» DATA FOR THIS EXERCISE:

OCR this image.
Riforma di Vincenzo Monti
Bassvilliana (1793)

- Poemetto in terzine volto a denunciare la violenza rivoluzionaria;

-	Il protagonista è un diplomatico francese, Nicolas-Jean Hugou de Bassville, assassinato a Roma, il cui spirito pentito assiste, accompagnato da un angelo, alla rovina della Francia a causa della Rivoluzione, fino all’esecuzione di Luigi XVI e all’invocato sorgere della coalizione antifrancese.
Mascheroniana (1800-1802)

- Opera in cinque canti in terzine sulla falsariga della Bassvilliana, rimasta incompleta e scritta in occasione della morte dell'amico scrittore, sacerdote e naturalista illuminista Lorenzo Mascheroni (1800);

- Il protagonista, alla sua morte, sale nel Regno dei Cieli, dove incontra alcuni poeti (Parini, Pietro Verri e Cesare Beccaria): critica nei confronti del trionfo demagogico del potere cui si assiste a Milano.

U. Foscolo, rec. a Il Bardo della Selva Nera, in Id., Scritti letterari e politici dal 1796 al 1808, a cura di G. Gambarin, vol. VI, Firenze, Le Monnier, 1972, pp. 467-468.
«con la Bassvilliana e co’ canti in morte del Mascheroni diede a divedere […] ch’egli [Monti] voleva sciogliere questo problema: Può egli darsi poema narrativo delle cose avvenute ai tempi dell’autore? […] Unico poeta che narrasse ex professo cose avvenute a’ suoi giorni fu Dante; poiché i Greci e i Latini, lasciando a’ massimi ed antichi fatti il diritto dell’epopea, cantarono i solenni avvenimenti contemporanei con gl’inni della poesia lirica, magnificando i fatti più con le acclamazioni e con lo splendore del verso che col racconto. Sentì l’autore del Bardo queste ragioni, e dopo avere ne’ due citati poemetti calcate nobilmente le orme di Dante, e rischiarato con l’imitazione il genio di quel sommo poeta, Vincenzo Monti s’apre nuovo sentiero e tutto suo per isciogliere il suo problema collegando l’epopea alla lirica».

» YOUR INSTRUCTIONS: Which lines hold the string "terzine"? Copy all of them from the data above.

» FULL RESPONSE:
- Poemetto in terzine volto a denunciare la violenza rivoluzionaria;
- Opera in cinque canti in terzine sulla falsariga della Bassvilliana, rimasta incompleta e scritta in occasione della morte dell'amico scrittore, sacerdote e naturalista illuminista Lorenzo Mascheroni (1800);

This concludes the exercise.